WORK TO BE COMPLETED. Tally up the lines that include "fasisztoid" and state that number by itself.

GIVEN DATA.
::::::

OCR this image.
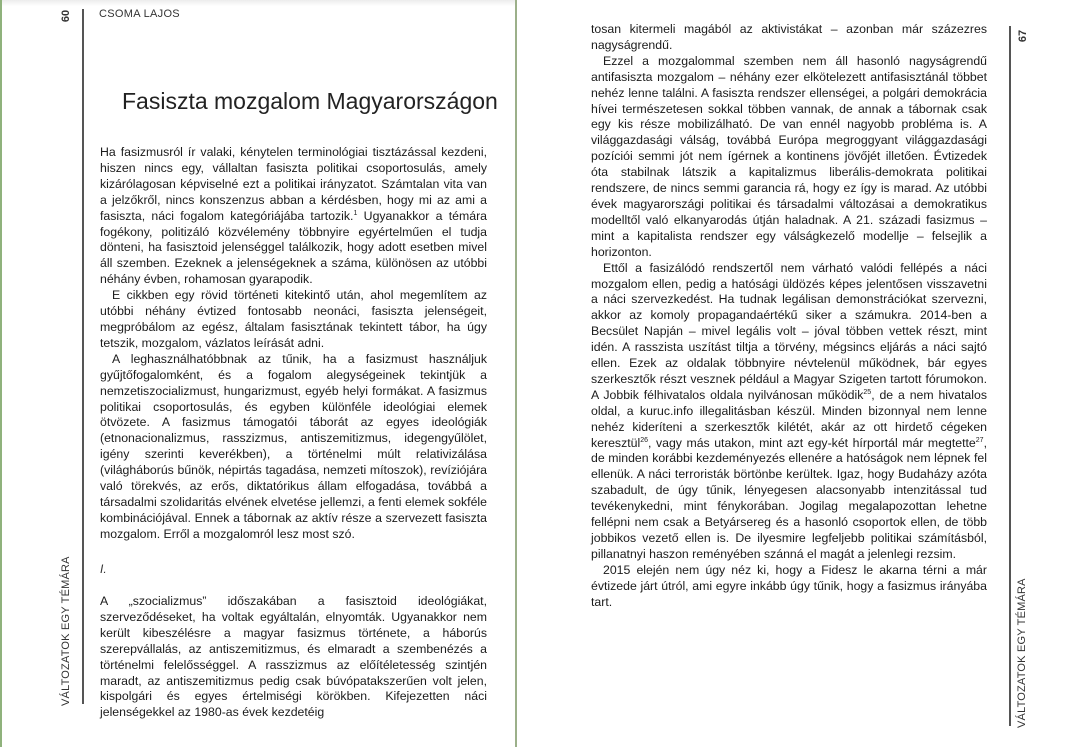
60
VÁLTOZATOK EGY TÉMÁRA
CSOMA LAJOS
Fasiszta mozgalom Magyarországon

Ha fasizmusról ír valaki, kénytelen terminológiai tisztázással kezdeni, hiszen nincs egy, vállaltan fasiszta politikai csoportosulás, amely kizárólagosan képviselné ezt a politikai irányzatot. Számtalan vita van a jelzőkről, nincs konszenzus abban a kérdésben, hogy mi az ami a fasiszta, náci fogalom kategóriájába tartozik.$^1$ Ugyanakkor a témára fogékony, politizáló közvélemény többnyire egyértelműen el tudja dönteni, ha fasisztoid jelenséggel találkozik, hogy adott esetben mivel áll szemben. Ezeknek a jelenségeknek a száma, különösen az utóbbi néhány évben, rohamosan gyarapodik.

E cikkben egy rövid történeti kitekintő után, ahol megemlítem az utóbbi néhány évtized fontosabb neonáci, fasiszta jelenségeit, megpróbálom az egész, általam fasisztának tekintett tábor, ha úgy tetszik, mozgalom, vázlatos leírását adni.

A leghasználhatóbbnak az tűnik, ha a fasizmust használjuk gyűjtőfogalomként, és a fogalom alegységeinek tekintjük a nemzetiszocializmust, hungarizmust, egyéb helyi formákat. A fasizmus politikai csoportosulás, és egyben különféle ideológiai elemek ötvözete. A fasizmus támogatói táborát az egyes ideológiák (etnonacionalizmus, rasszizmus, antiszemitizmus, idegengyűlölet, igény szerinti keverékben), a történelmi múlt relativizálása (világháborús bűnök, népirtás tagadása, nemzeti mítoszok), revíziójára való törekvés, az erős, diktatórikus állam elfogadása, továbbá a társadalmi szolidaritás elvének elvetése jellemzi, a fenti elemek sokféle kombinációjával. Ennek a tábornak az aktív része a szervezett fasiszta mozgalom. Erről a mozgalomról lesz most szó.

I.

A „szocializmus” időszakában a fasisztoid ideológiákat, szerveződéseket, ha voltak egyáltalán, elnyomták. Ugyanakkor nem került kibeszélésre a magyar fasizmus története, a háborús szerepvállalás, az antiszemitizmus, és elmaradt a szembenézés a történelmi felelősséggel. A rasszizmus az előítéletesség szintjén maradt, az antiszemitizmus pedig csak búvópatakszerűen volt jelen, kispolgári és egyes értelmiségi körökben. Kifejezetten náci jelenségekkel az 1980-as évek kezdetéig

tosan kitermeli magából az aktivistákat – azonban már százezres nagyságrendű.

Ezzel a mozgalommal szemben nem áll hasonló nagyságrendű antifasiszta mozgalom – néhány ezer elkötelezett antifasisztánál többet nehéz lenne találni. A fasiszta rendszer ellenségei, a polgári demokrácia hívei természetesen sokkal többen vannak, de annak a tábornak csak egy kis része mobilizálható. De van ennél nagyobb probléma is. A világgazdasági válság, továbbá Európa megroggyant világgazdasági pozíciói semmi jót nem ígérnek a kontinens jövőjét illetően. Évtizedek óta stabilnak látszik a kapitalizmus liberális-demokrata politikai rendszere, de nincs semmi garancia rá, hogy ez így is marad. Az utóbbi évek magyarországi politikai és társadalmi változásai a demokratikus modelltől való elkanyarodás útján haladnak. A 21. századi fasizmus – mint a kapitalista rendszer egy válságkezelő modellje – felsejlik a horizonton.

Ettől a fasizálódó rendszertől nem várható valódi fellépés a náci mozgalom ellen, pedig a hatósági üldözés képes jelentősen visszavetni a náci szervezkedést. Ha tudnak legálisan demonstrációkat szervezni, akkor az komoly propagandaértékű siker a számukra. 2014-ben a Becsület Napján – mivel legális volt – jóval többen vettek részt, mint idén. A rasszista uszítást tiltja a törvény, mégsincs eljárás a náci sajtó ellen. Ezek az oldalak többnyire névtelenül működnek, bár egyes szerkesztők részt vesznek például a Magyar Szigeten tartott fórumokon. A Jobbik félhivatalos oldala nyilvánosan működik$^{25}$, de a nem hivatalos oldal, a kuruc.info illegalitásban készül. Minden bizonnyal nem lenne nehéz kideríteni a szerkesztők kilétét, akár az ott hirdető cégeken keresztül$^{26}$, vagy más utakon, mint azt egy-két hírportál már megtette$^{27}$, de minden korábbi kezdeményezés ellenére a hatóságok nem lépnek fel ellenük. A náci terroristák börtönbe kerültek. Igaz, hogy Budaházy azóta szabadult, de úgy tűnik, lényegesen alacsonyabb intenzitással tud tevékenykedni, mint fénykorában. Jogilag megalapozottan lehetne fellépni nem csak a Betyársereg és a hasonló csoportok ellen, de több jobbikos vezető ellen is. De ilyesmire legfeljebb politikai számításból, pillanatnyi haszon reményében szánná el magát a jelenlegi rezsim.

2015 elején nem úgy néz ki, hogy a Fidesz le akarna térni a már évtizede járt útról, ami egyre inkább úgy tűnik, hogy a fasizmus irányába tart.

67
VÁLTOZATOK EGY TÉMÁRA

::::::

FINISHED ANSWER. 2